■ Figure dataset records ■
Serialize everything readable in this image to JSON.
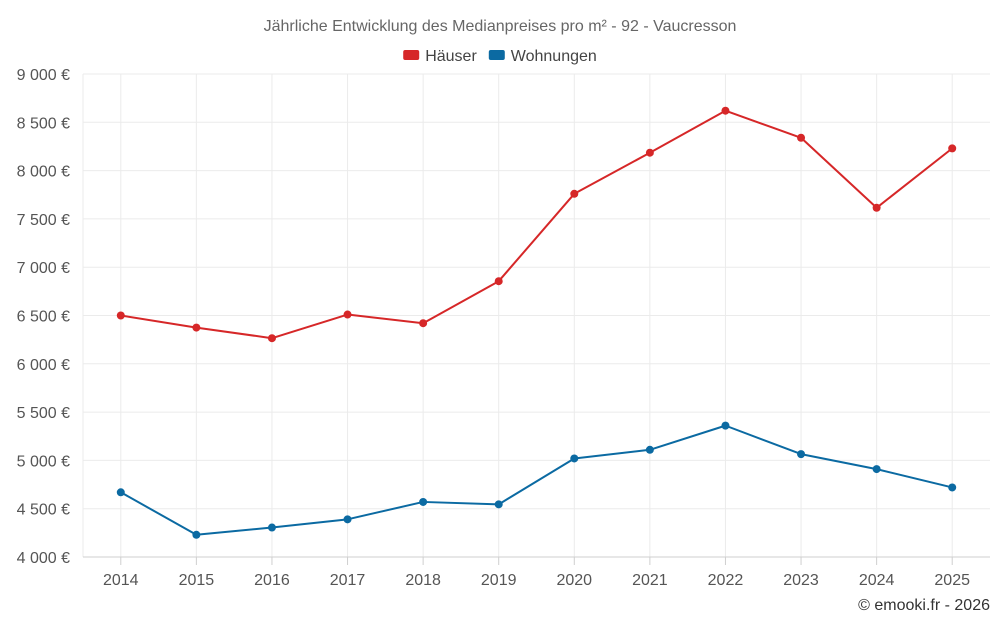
{
  "chart_data": {
    "type": "line",
    "title": "Jährliche Entwicklung des Medianpreises pro m² - 92 - Vaucresson",
    "categories": [
      "2014",
      "2015",
      "2016",
      "2017",
      "2018",
      "2019",
      "2020",
      "2021",
      "2022",
      "2023",
      "2024",
      "2025"
    ],
    "series": [
      {
        "name": "Häuser",
        "color": "#d62728",
        "values": [
          6500,
          6375,
          6265,
          6510,
          6420,
          6855,
          7760,
          8185,
          8620,
          8340,
          7615,
          8230
        ]
      },
      {
        "name": "Wohnungen",
        "color": "#0b6aa2",
        "values": [
          4670,
          4230,
          4305,
          4390,
          4570,
          4545,
          5020,
          5110,
          5360,
          5065,
          4910,
          4720
        ]
      }
    ],
    "ylim": [
      4000,
      9000
    ],
    "ytick_values": [
      4000,
      4500,
      5000,
      5500,
      6000,
      6500,
      7000,
      7500,
      8000,
      8500,
      9000
    ],
    "ytick_labels": [
      "4 000 €",
      "4 500 €",
      "5 000 €",
      "5 500 €",
      "6 000 €",
      "6 500 €",
      "7 000 €",
      "7 500 €",
      "8 000 €",
      "8 500 €",
      "9 000 €"
    ],
    "xlabel": "",
    "ylabel": "",
    "grid": true,
    "legend": "top-center"
  },
  "credit": "© emooki.fr - 2026"
}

■ Direction ■
Make an exact copy of every record, pictures excluded.

■ Output for this task ■
Serialize everything readable in this image to JSON.
{
  "chart_data": {
    "type": "line",
    "title": "Jährliche Entwicklung des Medianpreises pro m² - 92 - Vaucresson",
    "categories": [
      "2014",
      "2015",
      "2016",
      "2017",
      "2018",
      "2019",
      "2020",
      "2021",
      "2022",
      "2023",
      "2024",
      "2025"
    ],
    "series": [
      {
        "name": "Häuser",
        "color": "#d62728",
        "values": [
          6500,
          6375,
          6265,
          6510,
          6420,
          6855,
          7760,
          8185,
          8620,
          8340,
          7615,
          8230
        ]
      },
      {
        "name": "Wohnungen",
        "color": "#0b6aa2",
        "values": [
          4670,
          4230,
          4305,
          4390,
          4570,
          4545,
          5020,
          5110,
          5360,
          5065,
          4910,
          4720
        ]
      }
    ],
    "ylim": [
      4000,
      9000
    ],
    "ytick_values": [
      4000,
      4500,
      5000,
      5500,
      6000,
      6500,
      7000,
      7500,
      8000,
      8500,
      9000
    ],
    "ytick_labels": [
      "4 000 €",
      "4 500 €",
      "5 000 €",
      "5 500 €",
      "6 000 €",
      "6 500 €",
      "7 000 €",
      "7 500 €",
      "8 000 €",
      "8 500 €",
      "9 000 €"
    ],
    "xlabel": "",
    "ylabel": "",
    "grid": true,
    "legend": "top-center"
  },
  "credit": "© emooki.fr - 2026"
}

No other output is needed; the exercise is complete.